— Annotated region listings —
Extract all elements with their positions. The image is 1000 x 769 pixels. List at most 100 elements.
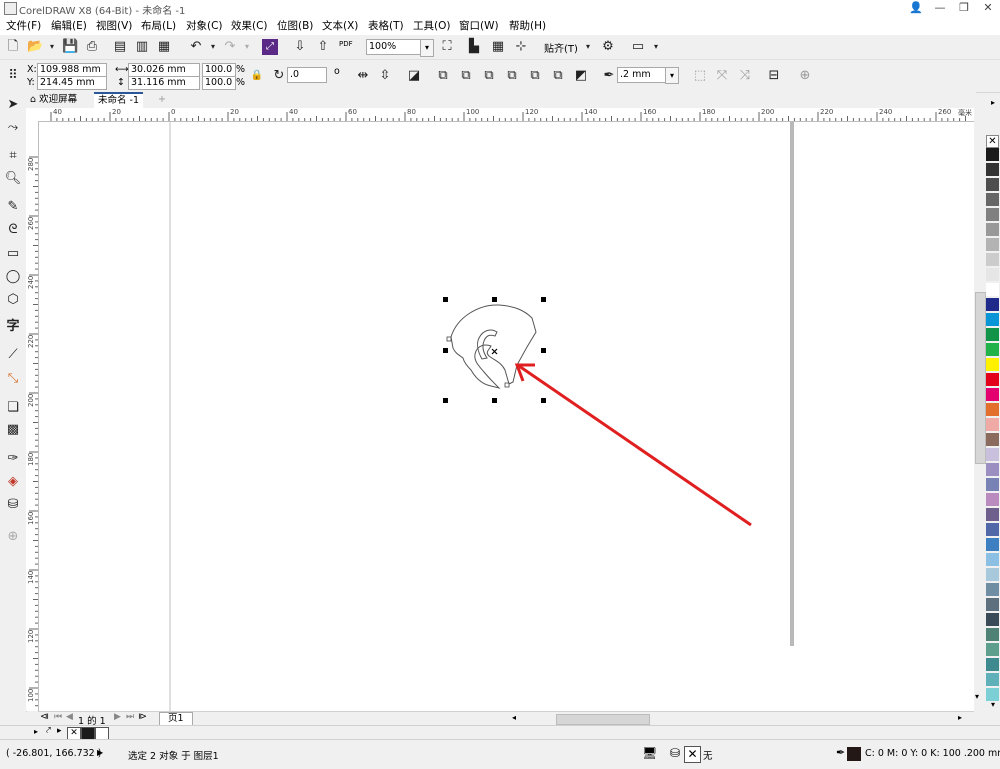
menu-help[interactable]: 帮助(H) [509,18,546,33]
head-outline-object[interactable] [450,304,537,389]
handle-bottom-middle[interactable] [492,398,497,403]
horizontal-ruler[interactable]: 40 20 0 20 40 60 80 100 120 140 160 180 200 220 240 260… [38,108,974,122]
freehand-tool-icon[interactable]: ✎ [3,198,23,216]
import-icon[interactable]: ⇩ [292,39,308,55]
copy-icon[interactable]: ▥ [134,39,150,55]
drawing-canvas[interactable] [39,122,974,711]
zoom-tool-icon[interactable]: 🔍︎ [3,170,23,188]
status-arrow-icon[interactable]: ▶ [97,748,103,757]
palette-swatch[interactable] [986,628,999,642]
fill-bucket-icon[interactable]: ⛁ [670,746,680,760]
redo-dropdown-icon[interactable]: ▾ [239,39,255,55]
next-page-arrow-icon[interactable]: ▶ [114,712,121,722]
height-field[interactable]: 31.116 mm [128,76,200,90]
palette-swatch[interactable] [986,403,999,417]
palette-swatch[interactable] [986,478,999,492]
scroll-down-arrow-icon[interactable]: ▾ [975,692,979,701]
eyedropper-tool-icon[interactable]: ✑ [3,450,23,468]
ellipse-tool-icon[interactable]: ◯ [3,268,23,286]
close-button[interactable]: ✕ [976,0,1000,16]
palette-swatch[interactable] [986,613,999,627]
publish-pdf-button[interactable]: PDF [339,40,353,48]
handle-bottom-right[interactable] [541,398,546,403]
palette-swatch[interactable] [986,598,999,612]
application-launcher-icon[interactable]: ▭ [630,39,646,55]
outline-width-select[interactable]: .2 mm [617,67,671,83]
outline-color-swatch[interactable] [847,747,861,761]
extract-subpath-icon[interactable]: ⤨ [737,68,753,84]
eyedropper-icon[interactable]: ⤤ [46,726,51,736]
menu-text[interactable]: 文本(X) [322,18,358,33]
launcher-dropdown-icon[interactable]: ▾ [648,39,664,55]
palette-swatch[interactable] [986,658,999,672]
add-page-icon[interactable]: ⧐ [138,712,147,722]
palette-swatch[interactable] [986,388,999,402]
shape-tool-icon[interactable]: ⤳ [3,119,23,137]
show-rulers-icon[interactable]: ▙ [466,39,482,55]
palette-swatch[interactable] [986,643,999,657]
outline-pen-status-icon[interactable]: ✒ [836,746,845,759]
user-icon[interactable]: 👤 [904,0,928,16]
palette-swatch[interactable] [986,418,999,432]
restore-button[interactable]: ❐ [952,0,976,16]
add-tool-icon[interactable]: ⊕ [3,528,23,546]
palette-swatch[interactable] [986,178,999,192]
polygon-tool-icon[interactable]: ⬡ [3,291,23,309]
new-document-icon[interactable]: 🗋 [5,39,21,55]
menu-bitmaps[interactable]: 位图(B) [277,18,313,33]
palette-swatch[interactable] [986,268,999,282]
align-distribute-icon[interactable]: ⊟ [766,68,782,84]
handle-top-middle[interactable] [492,297,497,302]
front-minus-back-icon[interactable]: ⧉ [527,68,543,84]
new-tab-plus-icon[interactable]: + [154,93,170,107]
convert-to-curves-icon[interactable]: ⬚ [692,68,708,84]
handle-middle-left[interactable] [443,348,448,353]
palette-swatch[interactable] [986,238,999,252]
menu-view[interactable]: 视图(V) [96,18,132,33]
palette-swatch[interactable] [986,193,999,207]
tab-document[interactable]: 未命名 -1 [94,92,143,108]
open-icon[interactable]: 📂 [27,39,43,55]
menu-object[interactable]: 对象(C) [186,18,223,33]
handle-top-right[interactable] [541,297,546,302]
break-apart-icon[interactable]: ⤧ [714,68,730,84]
scroll-left-arrow-icon[interactable]: ◂ [512,713,516,722]
lock-ratio-icon[interactable]: 🔒 [249,68,265,84]
palette-swatch[interactable] [986,283,999,297]
cut-icon[interactable]: ▤ [112,39,128,55]
zoom-dropdown-icon[interactable]: ▾ [420,39,434,57]
snap-to-button[interactable]: 贴齐(T) [544,40,578,55]
palette-scroll-up-icon[interactable]: ▸ [986,98,1000,108]
redo-icon[interactable]: ↷ [222,39,238,55]
parallel-dimension-tool-icon[interactable]: ⟋ [3,346,23,364]
palette-swatch[interactable] [986,328,999,342]
vertical-scroll-thumb[interactable] [975,292,986,464]
rotation-icon[interactable]: ↻ [271,68,287,84]
palette-swatch[interactable] [986,568,999,582]
no-color-swatch[interactable]: ✕ [986,135,999,148]
palette-swatch[interactable] [986,448,999,462]
outline-pen-icon[interactable]: ✒ [601,68,617,84]
trim-icon[interactable]: ⧉ [458,68,474,84]
vertical-scrollbar[interactable]: ▾ [974,122,986,711]
palette-swatch[interactable] [986,313,999,327]
combine-icon[interactable]: ◪ [406,68,422,84]
show-grid-icon[interactable]: ▦ [490,39,506,55]
minimize-button[interactable]: — [928,0,952,16]
vertical-ruler[interactable]: 280 260 240 220 200 180 160 140 120 100 [26,121,39,711]
menu-edit[interactable]: 编辑(E) [51,18,87,33]
snap-dropdown-icon[interactable]: ▾ [580,39,596,55]
x-position-field[interactable]: 109.988 mm [37,63,107,77]
intersect-icon[interactable]: ⧉ [481,68,497,84]
object-origin-icon[interactable]: ⠿ [5,68,21,84]
mirror-horizontal-icon[interactable]: ⇹ [355,68,371,84]
menu-window[interactable]: 窗口(W) [459,18,499,33]
artistic-media-tool-icon[interactable]: ᘓ [3,221,23,239]
palette-swatch[interactable] [986,508,999,522]
search-content-icon[interactable]: ⤢ [262,39,278,55]
export-icon[interactable]: ⇧ [315,39,331,55]
menu-file[interactable]: 文件(F) [6,18,41,33]
text-tool-icon[interactable]: 字 [3,318,23,336]
drop-shadow-tool-icon[interactable]: ❏ [3,399,23,417]
y-position-field[interactable]: 214.45 mm [37,76,107,90]
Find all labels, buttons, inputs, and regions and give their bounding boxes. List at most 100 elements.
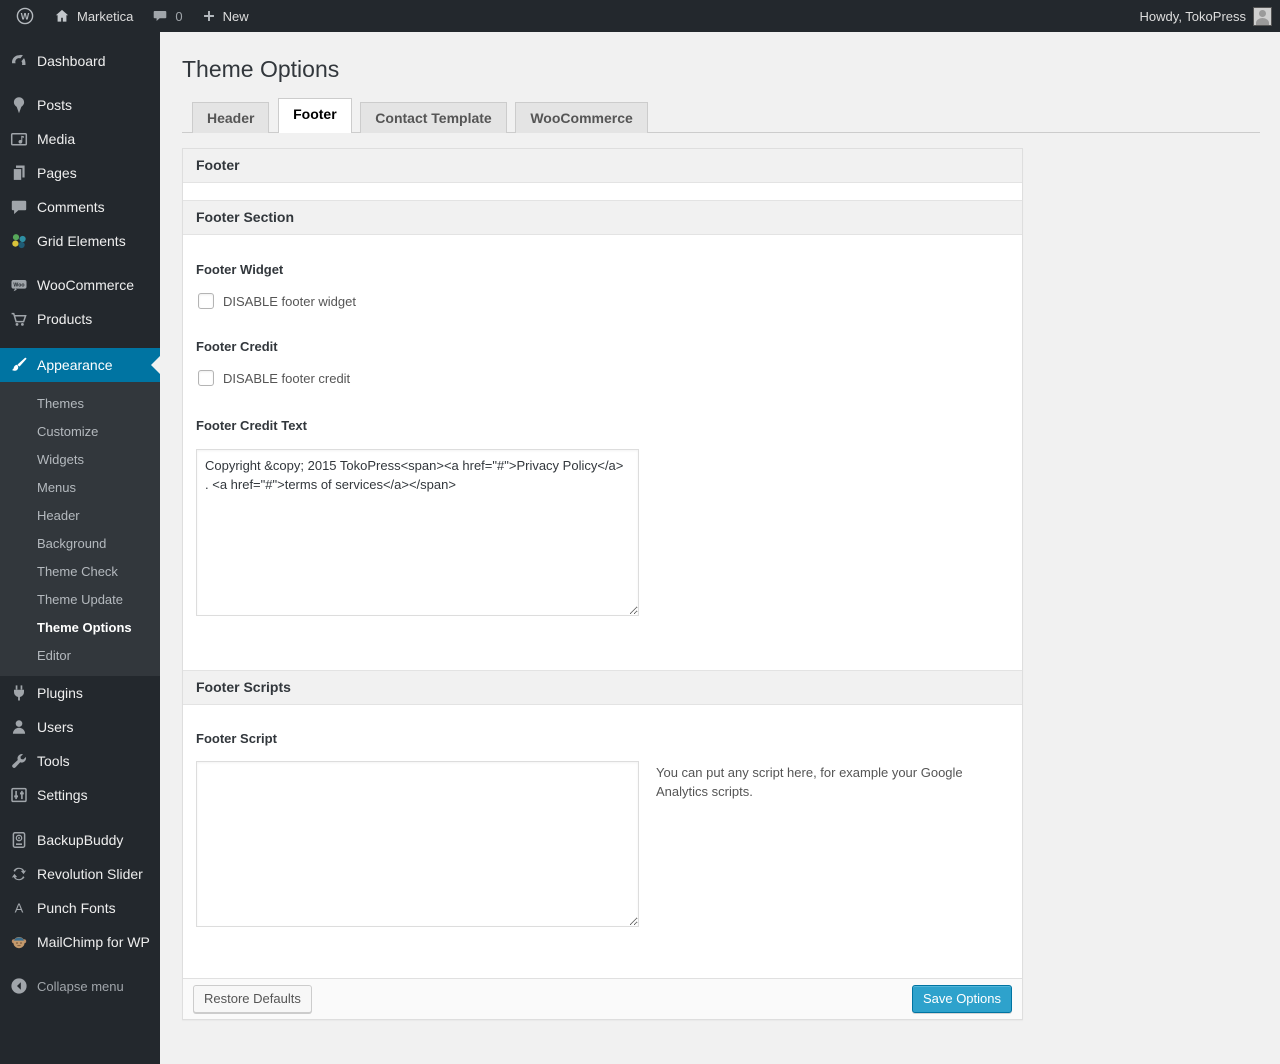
svg-text:A: A — [15, 901, 24, 916]
footer-script-textarea[interactable] — [196, 761, 639, 927]
sidebar-subitem-widgets[interactable]: Widgets — [0, 446, 160, 474]
sidebar-item-label: Settings — [37, 787, 88, 803]
sidebar-item-pages[interactable]: Pages — [0, 156, 160, 190]
sidebar-item-dashboard[interactable]: Dashboard — [0, 44, 160, 78]
comment-bubble-icon — [151, 7, 169, 25]
sidebar-item-woocommerce[interactable]: Woo WooCommerce — [0, 268, 160, 302]
save-options-button[interactable]: Save Options — [911, 985, 1012, 1013]
footer-section-title: Footer Section — [183, 200, 1022, 235]
refresh-icon — [9, 864, 29, 884]
disable-footer-credit-checkbox[interactable] — [198, 370, 214, 386]
footer-credit-text-label: Footer Credit Text — [196, 418, 307, 433]
footer-credit-text-textarea[interactable]: Copyright &copy; 2015 TokoPress<span><a … — [196, 449, 639, 616]
sidebar-subitem-themes[interactable]: Themes — [0, 390, 160, 418]
sidebar-item-punch-fonts[interactable]: A Punch Fonts — [0, 891, 160, 925]
sidebar-item-label: Punch Fonts — [37, 900, 116, 916]
restore-defaults-button[interactable]: Restore Defaults — [193, 985, 312, 1013]
footer-section-fields: Footer Widget DISABLE footer widget Foot… — [183, 262, 1022, 694]
collapse-menu-button[interactable]: Collapse menu — [0, 969, 160, 1003]
sidebar-item-label: Products — [37, 311, 93, 327]
panel-group-title: Footer — [183, 149, 1022, 183]
sidebar-subitem-header[interactable]: Header — [0, 502, 160, 530]
wordpress-logo-icon: W — [15, 6, 35, 26]
footer-scripts-section-title: Footer Scripts — [183, 670, 1022, 705]
woocommerce-icon: Woo — [9, 275, 29, 295]
sidebar-item-label: Users — [37, 719, 74, 735]
account-menu[interactable]: Howdy, TokoPress — [1138, 7, 1273, 25]
sidebar-item-label: Posts — [37, 97, 73, 113]
dashboard-icon — [9, 51, 29, 71]
sidebar-subitem-theme-update[interactable]: Theme Update — [0, 586, 160, 614]
sidebar-subitem-menus[interactable]: Menus — [0, 474, 160, 502]
disable-footer-widget-checkbox[interactable] — [198, 293, 214, 309]
main-content: Theme Options Header Footer Contact Temp… — [160, 0, 1280, 1064]
brush-icon — [9, 355, 29, 375]
pages-icon — [9, 163, 29, 183]
sidebar-item-mailchimp[interactable]: MailChimp for WP — [0, 925, 160, 959]
sidebar-item-users[interactable]: Users — [0, 710, 160, 744]
sidebar-item-plugins[interactable]: Plugins — [0, 676, 160, 710]
pin-icon — [9, 95, 29, 115]
sidebar-item-grid-elements[interactable]: Grid Elements — [0, 224, 160, 258]
sidebar-item-label: Appearance — [37, 357, 113, 373]
grid-elements-icon — [9, 231, 29, 251]
sidebar-item-media[interactable]: Media — [0, 122, 160, 156]
sidebar-item-products[interactable]: Products — [0, 302, 160, 336]
footer-credit-checkbox-row[interactable]: DISABLE footer credit — [196, 370, 1009, 386]
comments-menu[interactable]: 0 — [142, 0, 191, 32]
collapse-menu-label: Collapse menu — [37, 978, 124, 994]
comment-icon — [9, 197, 29, 217]
options-panel: Footer Footer Section Footer Widget DISA… — [182, 148, 1023, 1020]
wrench-icon — [9, 751, 29, 771]
tab-contact-template[interactable]: Contact Template — [360, 102, 507, 133]
sidebar-item-label: Comments — [37, 199, 105, 215]
wp-logo-button[interactable]: W — [6, 0, 44, 32]
monkey-icon — [9, 932, 29, 952]
backup-icon — [9, 830, 29, 850]
footer-scripts-fields: Footer Script You can put any script her… — [183, 731, 1022, 978]
settings-icon — [9, 785, 29, 805]
svg-text:W: W — [21, 12, 30, 22]
sidebar-item-label: Revolution Slider — [37, 866, 143, 882]
plugin-icon — [9, 683, 29, 703]
sidebar-subitem-theme-options[interactable]: Theme Options — [0, 614, 160, 642]
sidebar-item-tools[interactable]: Tools — [0, 744, 160, 778]
admin-menu: Dashboard Posts Media Pages Comments Gri… — [0, 32, 160, 1064]
home-icon — [53, 7, 71, 25]
new-content-menu[interactable]: New — [192, 0, 258, 32]
sidebar-subitem-background[interactable]: Background — [0, 530, 160, 558]
tab-footer[interactable]: Footer — [278, 98, 352, 133]
sidebar-item-label: Plugins — [37, 685, 83, 701]
footer-script-help: You can put any script here, for example… — [656, 765, 963, 799]
tab-woocommerce[interactable]: WooCommerce — [515, 102, 648, 133]
avatar — [1254, 7, 1271, 25]
tab-header[interactable]: Header — [192, 102, 270, 133]
site-name-menu[interactable]: Marketica — [44, 0, 142, 32]
svg-text:Woo: Woo — [13, 282, 24, 288]
footer-widget-checkbox-row[interactable]: DISABLE footer widget — [196, 293, 1009, 309]
panel-spacer — [183, 183, 1022, 200]
sidebar-item-label: Tools — [37, 753, 70, 769]
collapse-arrow-icon — [9, 976, 29, 996]
comments-count: 0 — [175, 8, 183, 24]
sidebar-subitem-theme-check[interactable]: Theme Check — [0, 558, 160, 586]
admin-bar: W Marketica 0 New Howdy, TokoPress — [0, 0, 1280, 32]
appearance-submenu: Themes Customize Widgets Menus Header Ba… — [0, 382, 160, 676]
sidebar-subitem-customize[interactable]: Customize — [0, 418, 160, 446]
footer-credit-label: Footer Credit — [196, 339, 278, 354]
sidebar-item-comments[interactable]: Comments — [0, 190, 160, 224]
site-name: Marketica — [77, 8, 134, 24]
sidebar-subitem-editor[interactable]: Editor — [0, 642, 160, 670]
sidebar-item-appearance[interactable]: Appearance — [0, 348, 160, 382]
sidebar-item-label: Dashboard — [37, 53, 106, 69]
sidebar-item-label: WooCommerce — [37, 277, 134, 293]
sidebar-item-backupbuddy[interactable]: BackupBuddy — [0, 823, 160, 857]
panel-footer-bar: Restore Defaults Save Options — [183, 978, 1022, 1019]
sidebar-item-posts[interactable]: Posts — [0, 88, 160, 122]
sidebar-item-label: Grid Elements — [37, 233, 126, 249]
sidebar-item-settings[interactable]: Settings — [0, 778, 160, 812]
sidebar-item-revolution-slider[interactable]: Revolution Slider — [0, 857, 160, 891]
footer-widget-label: Footer Widget — [196, 262, 284, 277]
howdy-text: Howdy, TokoPress — [1139, 8, 1246, 24]
plus-icon — [201, 8, 217, 24]
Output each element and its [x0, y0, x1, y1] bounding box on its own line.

— TASK PROMPT —
Reproduce the lines from the one containing "svg-text:A: A — [15, 901, 24, 916]" through the one containing "sidebar-item-mailchimp[interactable]: MailChimp for", replacing "Punch Fonts" with "Custom Fonts" and leaving everything else unchanged.

— COMPLETE RESPONSE —
svg-text:A: A — [15, 901, 24, 916]
footer-script-textarea[interactable] — [196, 761, 639, 927]
sidebar-subitem-widgets[interactable]: Widgets — [0, 446, 160, 474]
sidebar-item-label: Settings — [37, 787, 88, 803]
sidebar-item-pages[interactable]: Pages — [0, 156, 160, 190]
sidebar-item-dashboard[interactable]: Dashboard — [0, 44, 160, 78]
comment-bubble-icon — [151, 7, 169, 25]
sidebar-item-woocommerce[interactable]: Woo WooCommerce — [0, 268, 160, 302]
save-options-button[interactable]: Save Options — [911, 985, 1012, 1013]
footer-section-title: Footer Section — [183, 200, 1022, 235]
refresh-icon — [9, 864, 29, 884]
disable-footer-credit-checkbox[interactable] — [198, 370, 214, 386]
footer-credit-text-label: Footer Credit Text — [196, 418, 307, 433]
footer-credit-text-textarea[interactable]: Copyright &copy; 2015 TokoPress<span><a … — [196, 449, 639, 616]
sidebar-subitem-themes[interactable]: Themes — [0, 390, 160, 418]
sidebar-item-punch-fonts[interactable]: A Custom Fonts — [0, 891, 160, 925]
sidebar-item-label: Custom Fonts — [37, 900, 116, 916]
restore-defaults-button[interactable]: Restore Defaults — [193, 985, 312, 1013]
footer-section-fields: Footer Widget DISABLE footer widget Foot… — [183, 262, 1022, 694]
collapse-menu-button[interactable]: Collapse menu — [0, 969, 160, 1003]
sidebar-item-label: Products — [37, 311, 93, 327]
panel-group-title: Footer — [183, 149, 1022, 183]
sidebar-subitem-header[interactable]: Header — [0, 502, 160, 530]
wordpress-logo-icon: W — [15, 6, 35, 26]
footer-scripts-section-title: Footer Scripts — [183, 670, 1022, 705]
woocommerce-icon: Woo — [9, 275, 29, 295]
sidebar-item-label: Users — [37, 719, 74, 735]
account-menu[interactable]: Howdy, TokoPress — [1138, 7, 1273, 25]
sidebar-item-label: Posts — [37, 97, 73, 113]
dashboard-icon — [9, 51, 29, 71]
sidebar-subitem-theme-update[interactable]: Theme Update — [0, 586, 160, 614]
sidebar-subitem-menus[interactable]: Menus — [0, 474, 160, 502]
disable-footer-widget-checkbox[interactable] — [198, 293, 214, 309]
main-content: Theme Options Header Footer Contact Temp… — [160, 0, 1280, 1064]
brush-icon — [9, 355, 29, 375]
pages-icon — [9, 163, 29, 183]
sidebar-item-mailchimp[interactable]: MailChimp for WP — [0, 925, 160, 959]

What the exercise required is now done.